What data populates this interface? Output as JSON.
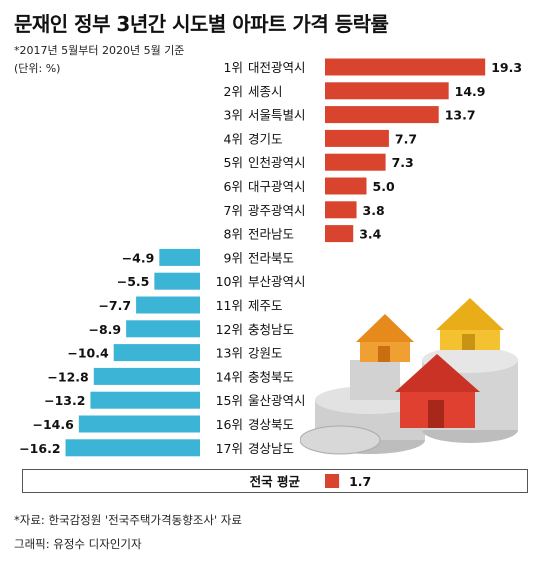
{
  "title": "문재인 정부 3년간 시도별 아파트 가격 등락률",
  "note_period": "*2017년 5월부터 2020년 5월 기준",
  "note_unit": "(단위: %)",
  "footer_source": "*자료: 한국감정원 '전국주택가격동향조사' 자료",
  "footer_graphic": "그래픽: 유정수 디자인기자",
  "colors": {
    "positive": "#d9442f",
    "negative": "#3bb4d6"
  },
  "chart_data": {
    "type": "bar",
    "orientation": "horizontal",
    "categories": [
      "1위",
      "2위",
      "3위",
      "4위",
      "5위",
      "6위",
      "7위",
      "8위",
      "9위",
      "10위",
      "11위",
      "12위",
      "13위",
      "14위",
      "15위",
      "16위",
      "17위"
    ],
    "regions": [
      "대전광역시",
      "세종시",
      "서울특별시",
      "경기도",
      "인천광역시",
      "대구광역시",
      "광주광역시",
      "전라남도",
      "전라북도",
      "부산광역시",
      "제주도",
      "충청남도",
      "강원도",
      "충청북도",
      "울산광역시",
      "경상북도",
      "경상남도"
    ],
    "values": [
      19.3,
      14.9,
      13.7,
      7.7,
      7.3,
      5.0,
      3.8,
      3.4,
      -4.9,
      -5.5,
      -7.7,
      -8.9,
      -10.4,
      -12.8,
      -13.2,
      -14.6,
      -16.2
    ],
    "value_labels": [
      "19.3",
      "14.9",
      "13.7",
      "7.7",
      "7.3",
      "5.0",
      "3.8",
      "3.4",
      "−4.9",
      "−5.5",
      "−7.7",
      "−8.9",
      "−10.4",
      "−12.8",
      "−13.2",
      "−14.6",
      "−16.2"
    ],
    "average": {
      "label": "전국 평균",
      "value": 1.7,
      "value_label": "1.7"
    }
  }
}
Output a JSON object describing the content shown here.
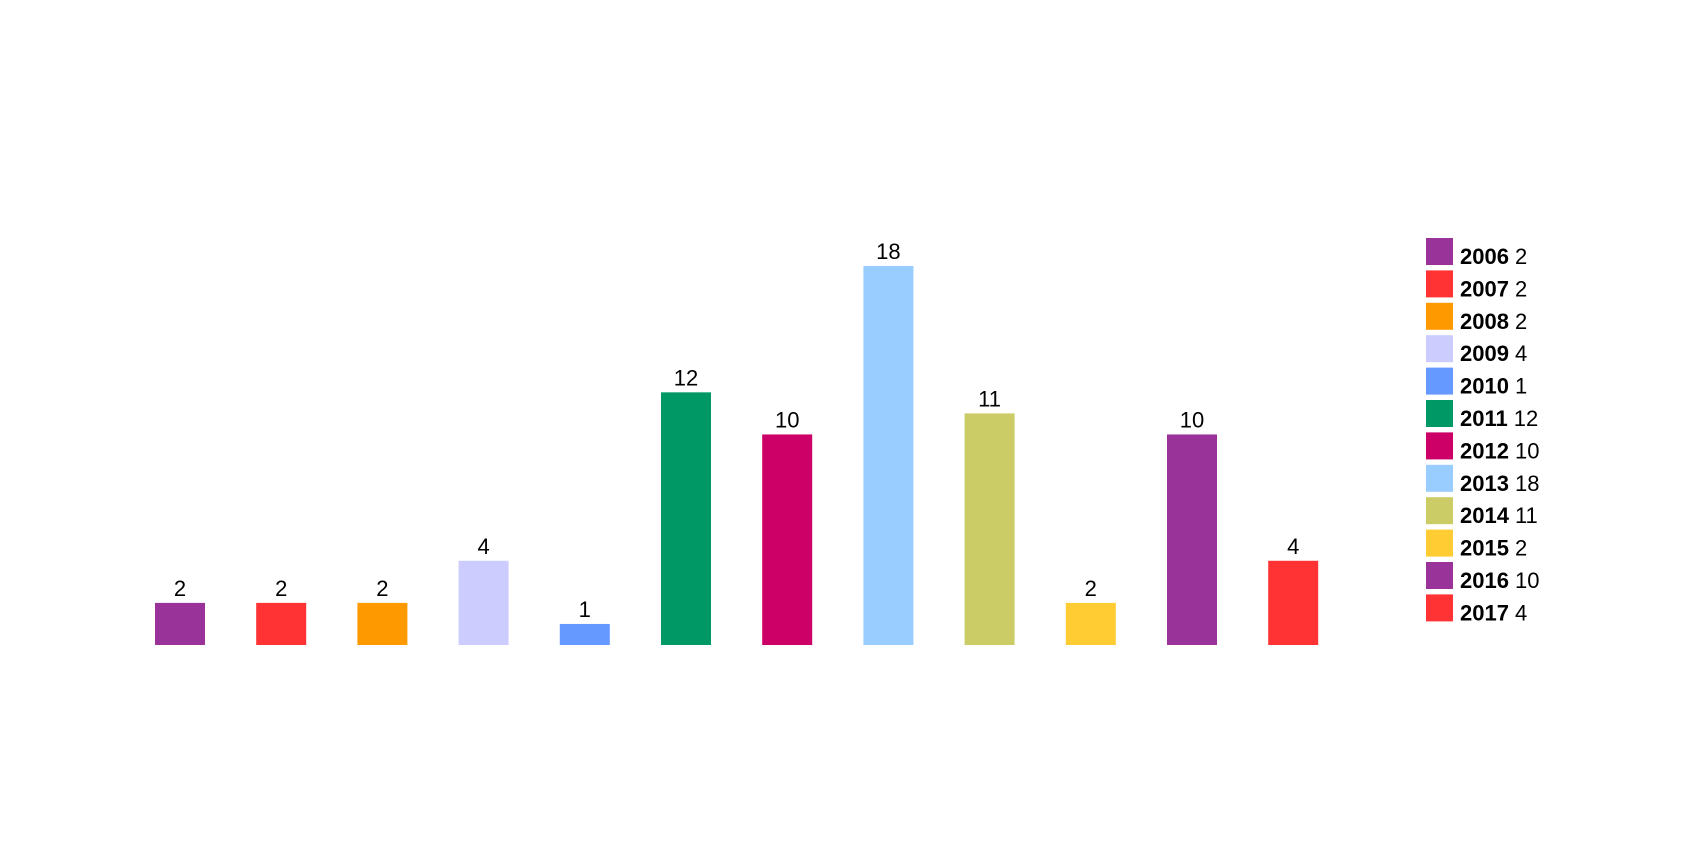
{
  "chart_data": {
    "type": "bar",
    "categories": [
      "2006",
      "2007",
      "2008",
      "2009",
      "2010",
      "2011",
      "2012",
      "2013",
      "2014",
      "2015",
      "2016",
      "2017"
    ],
    "values": [
      2,
      2,
      2,
      4,
      1,
      12,
      10,
      18,
      11,
      2,
      10,
      4
    ],
    "colors": [
      "#993399",
      "#ff3333",
      "#ff9900",
      "#ccccff",
      "#6699ff",
      "#009966",
      "#cc0066",
      "#99ccff",
      "#cccc66",
      "#ffcc33",
      "#993399",
      "#ff3333"
    ],
    "legend": "right"
  }
}
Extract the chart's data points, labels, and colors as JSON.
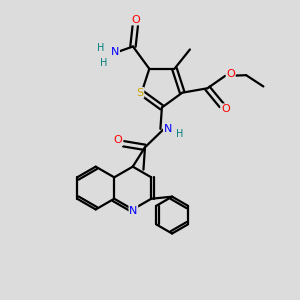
{
  "background_color": "#dcdcdc",
  "atom_colors": {
    "O": "#ff0000",
    "N": "#0000ff",
    "S": "#ccaa00",
    "C": "#000000",
    "H": "#008080"
  },
  "bond_lw": 1.6
}
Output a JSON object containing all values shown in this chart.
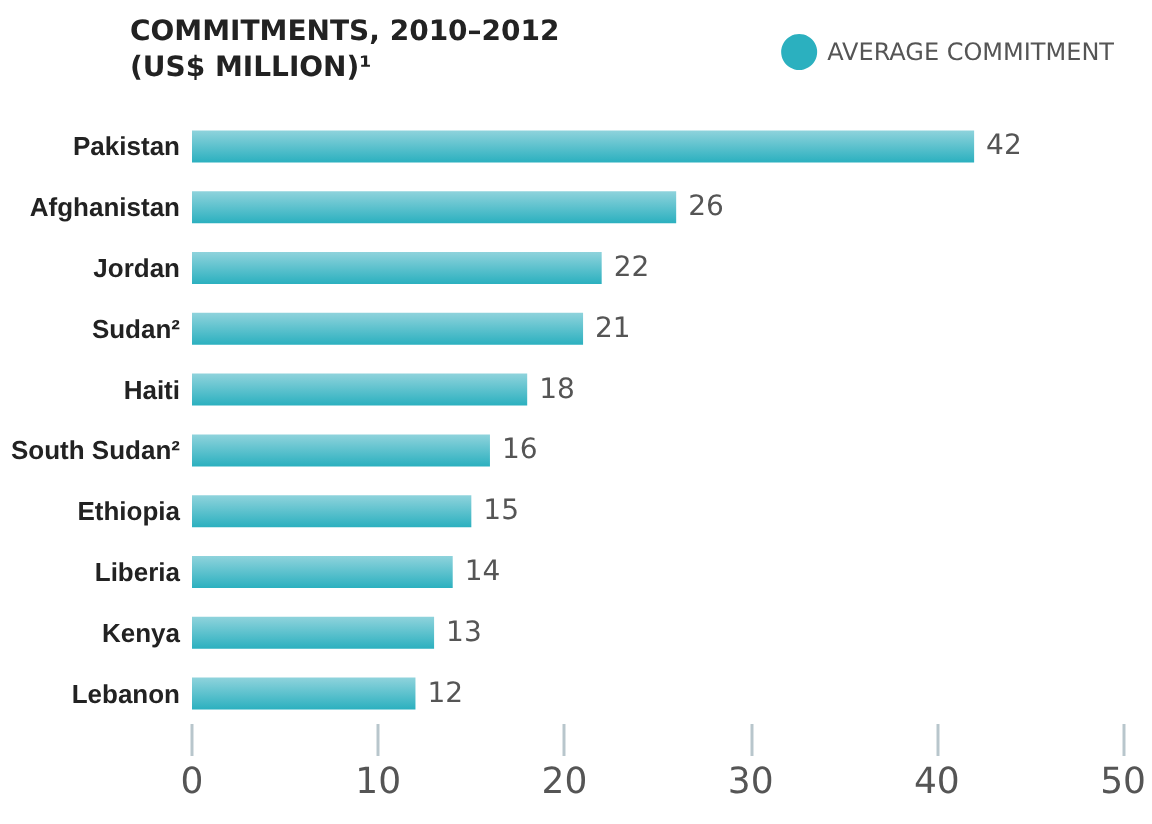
{
  "chart_data": {
    "type": "bar",
    "orientation": "horizontal",
    "title": "COMMITMENTS, 2010–2012\n(US$ MILLION)¹",
    "categories": [
      "Pakistan",
      "Afghanistan",
      "Jordan",
      "Sudan²",
      "Haiti",
      "South Sudan²",
      "Ethiopia",
      "Liberia",
      "Kenya",
      "Lebanon"
    ],
    "series": [
      {
        "name": "AVERAGE COMMITMENT",
        "color": "#2bb0bf",
        "values": [
          42,
          26,
          22,
          21,
          18,
          16,
          15,
          14,
          13,
          12
        ]
      }
    ],
    "xlim": [
      0,
      50
    ],
    "xticks": [
      0,
      10,
      20,
      30,
      40,
      50
    ],
    "data_labels": true,
    "legend": "top right",
    "grid": false
  }
}
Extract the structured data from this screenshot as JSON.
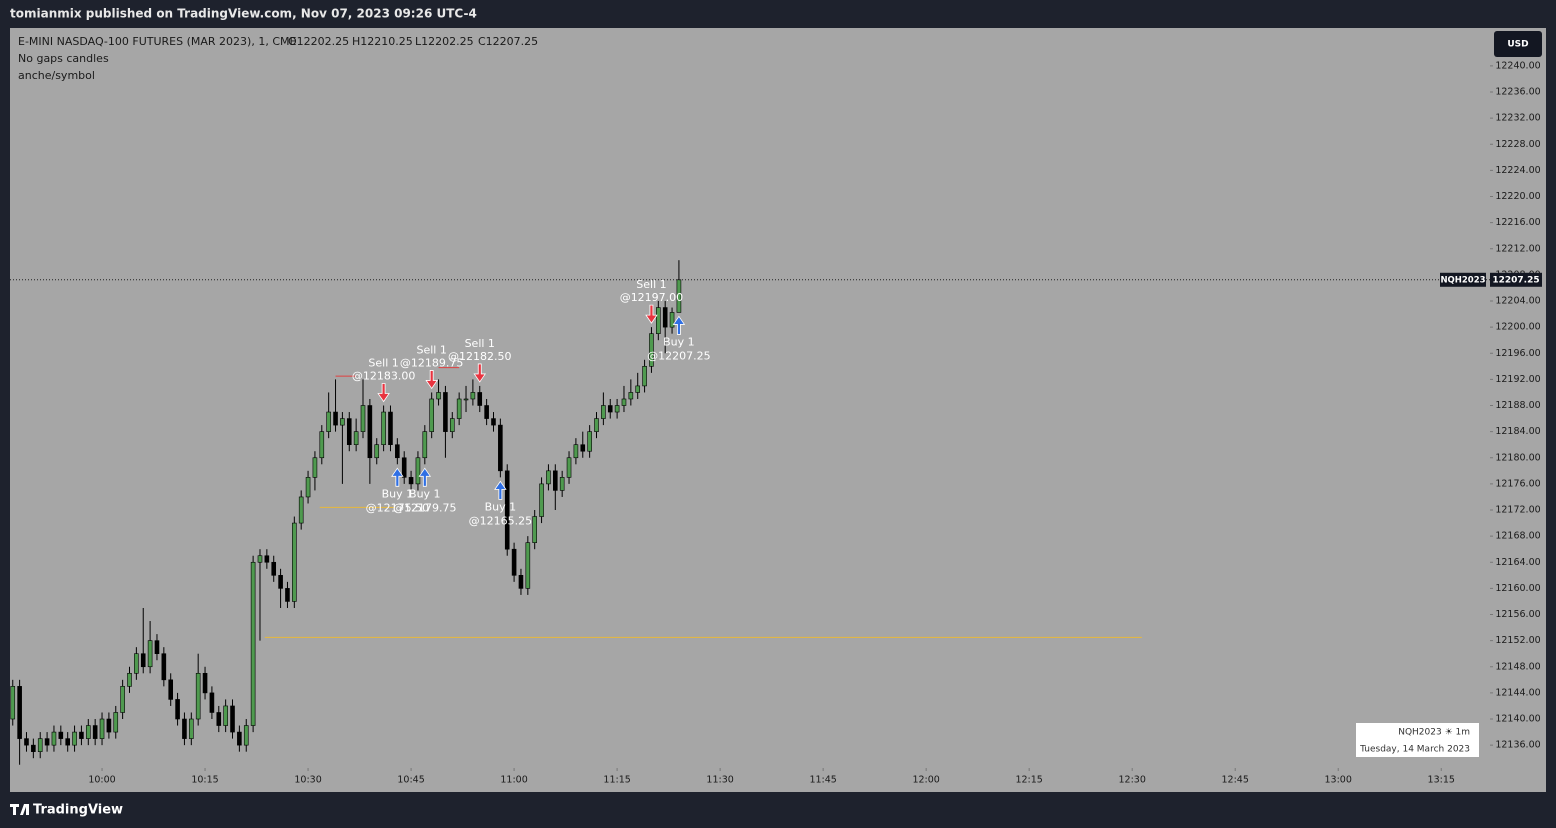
{
  "header": {
    "publisher": "tomianmix published on TradingView.com, Nov 07, 2023 09:26 UTC-4",
    "symbol": "E-MINI NASDAQ-100 FUTURES (MAR 2023), 1, CME",
    "open": "O12202.25",
    "high": "H12210.25",
    "low": "L12202.25",
    "close": "C12207.25",
    "indicator1": "No gaps candles",
    "indicator2": "anche/symbol",
    "currency": "USD"
  },
  "info_box": {
    "symbol": "NQH2023 ☀ 1m",
    "date": "Tuesday, 14 March 2023"
  },
  "footer": {
    "brand": "TradingView"
  },
  "chart_data": {
    "type": "candlestick",
    "up_color": "#4f9a4f",
    "down_color": "#000000",
    "xlim": [
      586.6,
      802.1
    ],
    "ylim": [
      12132.5,
      12245.8
    ],
    "xticks": [
      {
        "value": 600,
        "label": "10:00"
      },
      {
        "value": 615,
        "label": "10:15"
      },
      {
        "value": 630,
        "label": "10:30"
      },
      {
        "value": 645,
        "label": "10:45"
      },
      {
        "value": 660,
        "label": "11:00"
      },
      {
        "value": 675,
        "label": "11:15"
      },
      {
        "value": 690,
        "label": "11:30"
      },
      {
        "value": 705,
        "label": "11:45"
      },
      {
        "value": 720,
        "label": "12:00"
      },
      {
        "value": 735,
        "label": "12:15"
      },
      {
        "value": 750,
        "label": "12:30"
      },
      {
        "value": 765,
        "label": "12:45"
      },
      {
        "value": 780,
        "label": "13:00"
      },
      {
        "value": 795,
        "label": "13:15"
      }
    ],
    "yticks": [
      {
        "value": 12136,
        "label": "12136.00"
      },
      {
        "value": 12140,
        "label": "12140.00"
      },
      {
        "value": 12144,
        "label": "12144.00"
      },
      {
        "value": 12148,
        "label": "12148.00"
      },
      {
        "value": 12152,
        "label": "12152.00"
      },
      {
        "value": 12156,
        "label": "12156.00"
      },
      {
        "value": 12160,
        "label": "12160.00"
      },
      {
        "value": 12164,
        "label": "12164.00"
      },
      {
        "value": 12168,
        "label": "12168.00"
      },
      {
        "value": 12172,
        "label": "12172.00"
      },
      {
        "value": 12176,
        "label": "12176.00"
      },
      {
        "value": 12180,
        "label": "12180.00"
      },
      {
        "value": 12184,
        "label": "12184.00"
      },
      {
        "value": 12188,
        "label": "12188.00"
      },
      {
        "value": 12192,
        "label": "12192.00"
      },
      {
        "value": 12196,
        "label": "12196.00"
      },
      {
        "value": 12200,
        "label": "12200.00"
      },
      {
        "value": 12204,
        "label": "12204.00"
      },
      {
        "value": 12208,
        "label": "12208.00"
      },
      {
        "value": 12212,
        "label": "12212.00"
      },
      {
        "value": 12216,
        "label": "12216.00"
      },
      {
        "value": 12220,
        "label": "12220.00"
      },
      {
        "value": 12224,
        "label": "12224.00"
      },
      {
        "value": 12228,
        "label": "12228.00"
      },
      {
        "value": 12232,
        "label": "12232.00"
      },
      {
        "value": 12236,
        "label": "12236.00"
      },
      {
        "value": 12240,
        "label": "12240.00"
      }
    ],
    "x": [
      587,
      588,
      589,
      590,
      591,
      592,
      593,
      594,
      595,
      596,
      597,
      598,
      599,
      600,
      601,
      602,
      603,
      604,
      605,
      606,
      607,
      608,
      609,
      610,
      611,
      612,
      613,
      614,
      615,
      616,
      617,
      618,
      619,
      620,
      621,
      622,
      623,
      624,
      625,
      626,
      627,
      628,
      629,
      630,
      631,
      632,
      633,
      634,
      635,
      636,
      637,
      638,
      639,
      640,
      641,
      642,
      643,
      644,
      645,
      646,
      647,
      648,
      649,
      650,
      651,
      652,
      653,
      654,
      655,
      656,
      657,
      658,
      659,
      660,
      661,
      662,
      663,
      664,
      665,
      666,
      667,
      668,
      669,
      670,
      671,
      672,
      673,
      674,
      675,
      676,
      677,
      678,
      679,
      680,
      681,
      682,
      683,
      684
    ],
    "open": [
      12140,
      12145,
      12137,
      12136,
      12135,
      12137,
      12136,
      12138,
      12137,
      12136,
      12138,
      12137,
      12139,
      12137,
      12140,
      12138,
      12141,
      12145,
      12147,
      12150,
      12148,
      12152,
      12150,
      12146,
      12143,
      12140,
      12137,
      12140,
      12147,
      12144,
      12141,
      12139,
      12142,
      12138,
      12136,
      12139,
      12164,
      12165,
      12164,
      12162,
      12160,
      12158,
      12170,
      12174,
      12177,
      12180,
      12184,
      12187,
      12185,
      12186,
      12182,
      12184,
      12188,
      12180,
      12182,
      12187,
      12182,
      12180,
      12177,
      12176,
      12180,
      12184,
      12189,
      12190,
      12184,
      12186,
      12189,
      12189,
      12190,
      12188,
      12186,
      12185,
      12178,
      12166,
      12162,
      12160,
      12167,
      12171,
      12176,
      12178,
      12175,
      12177,
      12180,
      12182,
      12181,
      12184,
      12186,
      12188,
      12187,
      12188,
      12189,
      12190,
      12191,
      12194,
      12199,
      12203,
      12200,
      12202.25
    ],
    "high": [
      12146,
      12146,
      12138,
      12137,
      12138,
      12138,
      12139,
      12139,
      12138,
      12139,
      12139,
      12140,
      12140,
      12141,
      12141,
      12142,
      12146,
      12148,
      12151,
      12157,
      12155,
      12153,
      12151,
      12147,
      12144,
      12141,
      12141,
      12150,
      12148,
      12145,
      12142,
      12143,
      12143,
      12139,
      12140,
      12165,
      12166,
      12166,
      12165,
      12163,
      12161,
      12171,
      12175,
      12178,
      12181,
      12185,
      12190,
      12192,
      12187,
      12187,
      12186,
      12192,
      12189,
      12183,
      12188,
      12188,
      12183,
      12181,
      12178,
      12181,
      12185,
      12190,
      12192,
      12191,
      12187,
      12190,
      12191,
      12192,
      12191,
      12189,
      12187,
      12186,
      12179,
      12167,
      12163,
      12168,
      12172,
      12177,
      12179,
      12179,
      12178,
      12181,
      12183,
      12184,
      12185,
      12187,
      12190,
      12189,
      12189,
      12191,
      12192,
      12193,
      12195,
      12200,
      12204,
      12204,
      12203,
      12210.25
    ],
    "low": [
      12139,
      12133,
      12135,
      12134,
      12134,
      12135,
      12135,
      12136,
      12135,
      12135,
      12136,
      12136,
      12136,
      12136,
      12137,
      12137,
      12140,
      12144,
      12146,
      12147,
      12147,
      12149,
      12145,
      12142,
      12139,
      12136,
      12136,
      12139,
      12143,
      12140,
      12138,
      12138,
      12137,
      12135,
      12135,
      12138,
      12152,
      12163,
      12161,
      12157,
      12157,
      12157,
      12169,
      12173,
      12175,
      12179,
      12183,
      12184,
      12176,
      12181,
      12181,
      12183,
      12176,
      12179,
      12181,
      12181,
      12179,
      12176,
      12175,
      12175,
      12179,
      12183,
      12188,
      12180,
      12183,
      12185,
      12187,
      12188,
      12187,
      12185,
      12184,
      12177,
      12165,
      12161,
      12159,
      12159,
      12166,
      12170,
      12175,
      12172,
      12174,
      12176,
      12179,
      12180,
      12180,
      12183,
      12185,
      12186,
      12186,
      12187,
      12188,
      12189,
      12190,
      12193,
      12198,
      12196,
      12199,
      12202.25
    ],
    "close": [
      12145,
      12137,
      12136,
      12135,
      12137,
      12136,
      12138,
      12137,
      12136,
      12138,
      12137,
      12139,
      12137,
      12140,
      12138,
      12141,
      12145,
      12147,
      12150,
      12148,
      12152,
      12150,
      12146,
      12143,
      12140,
      12137,
      12140,
      12147,
      12144,
      12141,
      12139,
      12142,
      12138,
      12136,
      12139,
      12164,
      12165,
      12164,
      12162,
      12160,
      12158,
      12170,
      12174,
      12177,
      12180,
      12184,
      12187,
      12185,
      12186,
      12182,
      12184,
      12188,
      12180,
      12182,
      12187,
      12182,
      12180,
      12177,
      12176,
      12180,
      12184,
      12189,
      12190,
      12184,
      12186,
      12189,
      12189,
      12190,
      12188,
      12186,
      12185,
      12178,
      12166,
      12162,
      12160,
      12167,
      12171,
      12176,
      12178,
      12175,
      12177,
      12180,
      12182,
      12181,
      12184,
      12186,
      12188,
      12187,
      12188,
      12189,
      12190,
      12191,
      12194,
      12199,
      12203,
      12200,
      12202.25,
      12207.25
    ],
    "levels": [
      {
        "value": 12152.5,
        "x": [
          623.7,
          751.4
        ],
        "color": "#e8b83a"
      },
      {
        "value": 12172.4,
        "x": [
          631.7,
          642.7
        ],
        "color": "#e8b83a"
      },
      {
        "value": 12192.5,
        "x": [
          634,
          637
        ],
        "color": "#e04040"
      },
      {
        "value": 12193.8,
        "x": [
          649,
          652
        ],
        "color": "#e04040"
      }
    ],
    "last_price": {
      "value": 12207.25,
      "symbol": "NQH2023",
      "label": "12207.25"
    },
    "signals": [
      {
        "text": "Sell 1",
        "label": "@12183.00",
        "value": 12183,
        "x": 641,
        "side": "sell"
      },
      {
        "text": "Sell 1",
        "label": "@12189.75",
        "value": 12189.75,
        "x": 648,
        "side": "sell"
      },
      {
        "text": "Sell 1",
        "label": "@12182.50",
        "value": 12182.5,
        "x": 655,
        "side": "sell"
      },
      {
        "text": "Buy 1",
        "label": "@12175.50",
        "value": 12175.5,
        "x": 643,
        "side": "buy"
      },
      {
        "text": "Buy 1",
        "label": "@12179.75",
        "value": 12179.75,
        "x": 647,
        "side": "buy"
      },
      {
        "text": "Buy 1",
        "label": "@12165.25",
        "value": 12165.25,
        "x": 658,
        "side": "buy"
      },
      {
        "text": "Sell 1",
        "label": "@12197.00",
        "value": 12197,
        "x": 680,
        "side": "sell"
      },
      {
        "text": "Buy 1",
        "label": "@12207.25",
        "value": 12207.25,
        "x": 684,
        "side": "buy"
      }
    ]
  }
}
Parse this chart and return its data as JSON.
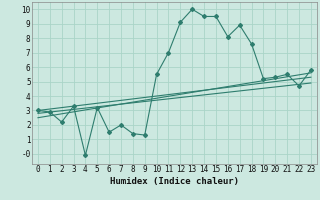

◆ ◆ ◆

WRITTEN REQUEST
Wherever the word "title" occurs in a line of the listing, copy that line.

EXERCISE OUTPUT
  "title": "문재인 정부 3년간 시도별 아파트 가격 등락률",
    "title": "COMMITMENTS, 2010–2012\n(US$ MILLION)¹",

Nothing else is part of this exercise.